Written instruction: Search the data for the word "this" and copy every line that contains it.

(Entries taken from a collection)
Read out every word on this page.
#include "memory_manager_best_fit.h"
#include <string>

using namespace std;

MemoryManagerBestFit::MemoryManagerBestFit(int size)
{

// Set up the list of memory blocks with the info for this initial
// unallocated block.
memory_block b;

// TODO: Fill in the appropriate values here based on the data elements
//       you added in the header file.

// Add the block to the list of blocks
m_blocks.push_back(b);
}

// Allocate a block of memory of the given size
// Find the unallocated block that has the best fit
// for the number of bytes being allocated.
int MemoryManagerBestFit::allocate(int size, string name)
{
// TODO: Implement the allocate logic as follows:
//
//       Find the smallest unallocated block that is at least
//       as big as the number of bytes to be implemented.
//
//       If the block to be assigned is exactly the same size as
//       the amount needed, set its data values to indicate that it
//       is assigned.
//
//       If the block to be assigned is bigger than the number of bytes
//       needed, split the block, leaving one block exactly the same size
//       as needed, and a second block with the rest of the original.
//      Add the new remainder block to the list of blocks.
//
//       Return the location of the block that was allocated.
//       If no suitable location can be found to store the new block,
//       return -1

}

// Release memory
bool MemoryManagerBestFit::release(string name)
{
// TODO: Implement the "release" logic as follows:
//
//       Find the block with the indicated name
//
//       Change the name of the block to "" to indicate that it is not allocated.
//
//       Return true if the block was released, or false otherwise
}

Answer:
Read out every word on this page.
// Set up the list of memory blocks with the info for this initial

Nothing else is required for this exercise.